§ WHAT YOU NEED TO DO:
Below are records to transcribe exactly, without their pictures.

━━━ AVAILABLE DATA ━━━

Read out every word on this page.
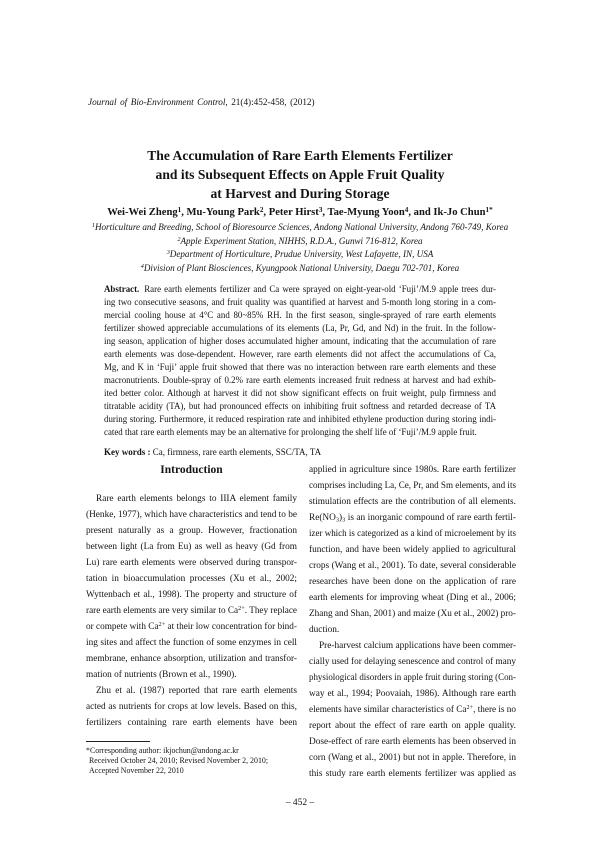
Journal of Bio-Environment Control, 21(4):452-458, (2012)
The Accumulation of Rare Earth Elements Fertilizer
and its Subsequent Effects on Apple Fruit Quality
at Harvest and During Storage
Wei-Wei Zheng$^1$, Mu-Young Park$^2$, Peter Hirst$^3$, Tae-Myung Yoon$^4$, and Ik-Jo Chun$^{1*}$
$^1$Horticulture and Breeding, School of Bioresource Sciences, Andong National University, Andong 760-749, Korea
$^2$Apple Experiment Station, NIHHS, R.D.A., Gunwi 716-812, Korea
$^3$Department of Horticulture, Prudue University, West Lafayette, IN, USA
$^4$Division of Plant Biosciences, Kyungpook National University, Daegu 702-701, Korea
Abstract. Rare earth elements fertilizer and Ca were sprayed on eight-year-old ‘Fuji’/M.9 apple trees dur-
ing two consecutive seasons, and fruit quality was quantified at harvest and 5-month long storing in a com-
mercial cooling house at 4°C and 80~85% RH. In the first season, single-sprayed of rare earth elements
fertilizer showed appreciable accumulations of its elements (La, Pr, Gd, and Nd) in the fruit. In the follow-
ing season, application of higher doses accumulated higher amount, indicating that the accumulation of rare
earth elements was dose-dependent. However, rare earth elements did not affect the accumulations of Ca,
Mg, and K in ‘Fuji’ apple fruit showed that there was no interaction between rare earth elements and these
macronutrients. Double-spray of 0.2% rare earth elements increased fruit redness at harvest and had exhib-
ited better color. Although at harvest it did not show significant effects on fruit weight, pulp firmness and
titratable acidity (TA), but had pronounced effects on inhibiting fruit softness and retarded decrease of TA
during storing. Furthermore, it reduced respiration rate and inhibited ethylene production during storing indi-
cated that rare earth elements may be an alternative for prolonging the shelf life of ‘Fuji’/M.9 apple fruit.
Key words : Ca, firmness, rare earth elements, SSC/TA, TA
Introduction
Rare earth elements belongs to IIIA element family
(Henke, 1977), which have characteristics and tend to be
present naturally as a group. However, fractionation
between light (La from Eu) as well as heavy (Gd from
Lu) rare earth elements were observed during transpor-
tation in bioaccumulation processes (Xu et al., 2002;
Wyttenbach et al., 1998). The property and structure of
rare earth elements are very similar to $Ca^{2+}$. They replace
or compete with $Ca^{2+}$ at their low concentration for bind-
ing sites and affect the function of some enzymes in cell
membrane, enhance absorption, utilization and transfor-
mation of nutrients (Brown et al., 1990).
Zhu et al. (1987) reported that rare earth elements
acted as nutrients for crops at low levels. Based on this,
fertilizers containing rare earth elements have been
applied in agriculture since 1980s. Rare earth fertilizer
comprises including La, Ce, Pr, and Sm elements, and its
stimulation effects are the contribution of all elements.
$Re(NO_3)_3$ is an inorganic compound of rare earth fertil-
izer which is categorized as a kind of microelement by its
function, and have been widely applied to agricultural
crops (Wang et al., 2001). To date, several considerable
researches have been done on the application of rare
earth elements for improving wheat (Ding et al., 2006;
Zhang and Shan, 2001) and maize (Xu et al., 2002) pro-
duction.
Pre-harvest calcium applications have been commer-
cially used for delaying senescence and control of many
physiological disorders in apple fruit during storing (Con-
way et al., 1994; Poovaiah, 1986). Although rare earth
elements have similar characteristics of $Ca^{2+}$, there is no
report about the effect of rare earth on apple quality.
Dose-effect of rare earth elements has been observed in
corn (Wang et al., 2001) but not in apple. Therefore, in
this study rare earth elements fertilizer was applied as
*Corresponding author: ikjochun@andong.ac.kr
Received October 24, 2010; Revised November 2, 2010;
Accepted November 22, 2010
– 452 –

━━━

§ THE COMPLETED TASK:
Read out every word on this page.
Journal of Bio-Environment Control, 21(4):452-458, (2012)
The Accumulation of Rare Earth Elements Fertilizer
and its Subsequent Effects on Apple Fruit Quality
at Harvest and During Storage
Wei-Wei Zheng$^1$, Mu-Young Park$^2$, Peter Hirst$^3$, Tae-Myung Yoon$^4$, and Ik-Jo Chun$^{1*}$
$^1$Horticulture and Breeding, School of Bioresource Sciences, Andong National University, Andong 760-749, Korea
$^2$Apple Experiment Station, NIHHS, R.D.A., Gunwi 716-812, Korea
$^3$Department of Horticulture, Prudue University, West Lafayette, IN, USA
$^4$Division of Plant Biosciences, Kyungpook National University, Daegu 702-701, Korea
Abstract. Rare earth elements fertilizer and Ca were sprayed on eight-year-old ‘Fuji’/M.9 apple trees dur-
ing two consecutive seasons, and fruit quality was quantified at harvest and 5-month long storing in a com-
mercial cooling house at 4°C and 80~85% RH. In the first season, single-sprayed of rare earth elements
fertilizer showed appreciable accumulations of its elements (La, Pr, Gd, and Nd) in the fruit. In the follow-
ing season, application of higher doses accumulated higher amount, indicating that the accumulation of rare
earth elements was dose-dependent. However, rare earth elements did not affect the accumulations of Ca,
Mg, and K in ‘Fuji’ apple fruit showed that there was no interaction between rare earth elements and these
macronutrients. Double-spray of 0.2% rare earth elements increased fruit redness at harvest and had exhib-
ited better color. Although at harvest it did not show significant effects on fruit weight, pulp firmness and
titratable acidity (TA), but had pronounced effects on inhibiting fruit softness and retarded decrease of TA
during storing. Furthermore, it reduced respiration rate and inhibited ethylene production during storing indi-
cated that rare earth elements may be an alternative for prolonging the shelf life of ‘Fuji’/M.9 apple fruit.
Key words : Ca, firmness, rare earth elements, SSC/TA, TA
Introduction
Rare earth elements belongs to IIIA element family
(Henke, 1977), which have characteristics and tend to be
present naturally as a group. However, fractionation
between light (La from Eu) as well as heavy (Gd from
Lu) rare earth elements were observed during transpor-
tation in bioaccumulation processes (Xu et al., 2002;
Wyttenbach et al., 1998). The property and structure of
rare earth elements are very similar to $Ca^{2+}$. They replace
or compete with $Ca^{2+}$ at their low concentration for bind-
ing sites and affect the function of some enzymes in cell
membrane, enhance absorption, utilization and transfor-
mation of nutrients (Brown et al., 1990).
Zhu et al. (1987) reported that rare earth elements
acted as nutrients for crops at low levels. Based on this,
fertilizers containing rare earth elements have been
applied in agriculture since 1980s. Rare earth fertilizer
comprises including La, Ce, Pr, and Sm elements, and its
stimulation effects are the contribution of all elements.
$Re(NO_3)_3$ is an inorganic compound of rare earth fertil-
izer which is categorized as a kind of microelement by its
function, and have been widely applied to agricultural
crops (Wang et al., 2001). To date, several considerable
researches have been done on the application of rare
earth elements for improving wheat (Ding et al., 2006;
Zhang and Shan, 2001) and maize (Xu et al., 2002) pro-
duction.
Pre-harvest calcium applications have been commer-
cially used for delaying senescence and control of many
physiological disorders in apple fruit during storing (Con-
way et al., 1994; Poovaiah, 1986). Although rare earth
elements have similar characteristics of $Ca^{2+}$, there is no
report about the effect of rare earth on apple quality.
Dose-effect of rare earth elements has been observed in
corn (Wang et al., 2001) but not in apple. Therefore, in
this study rare earth elements fertilizer was applied as
*Corresponding author: ikjochun@andong.ac.kr
Received October 24, 2010; Revised November 2, 2010;
Accepted November 22, 2010
– 452 –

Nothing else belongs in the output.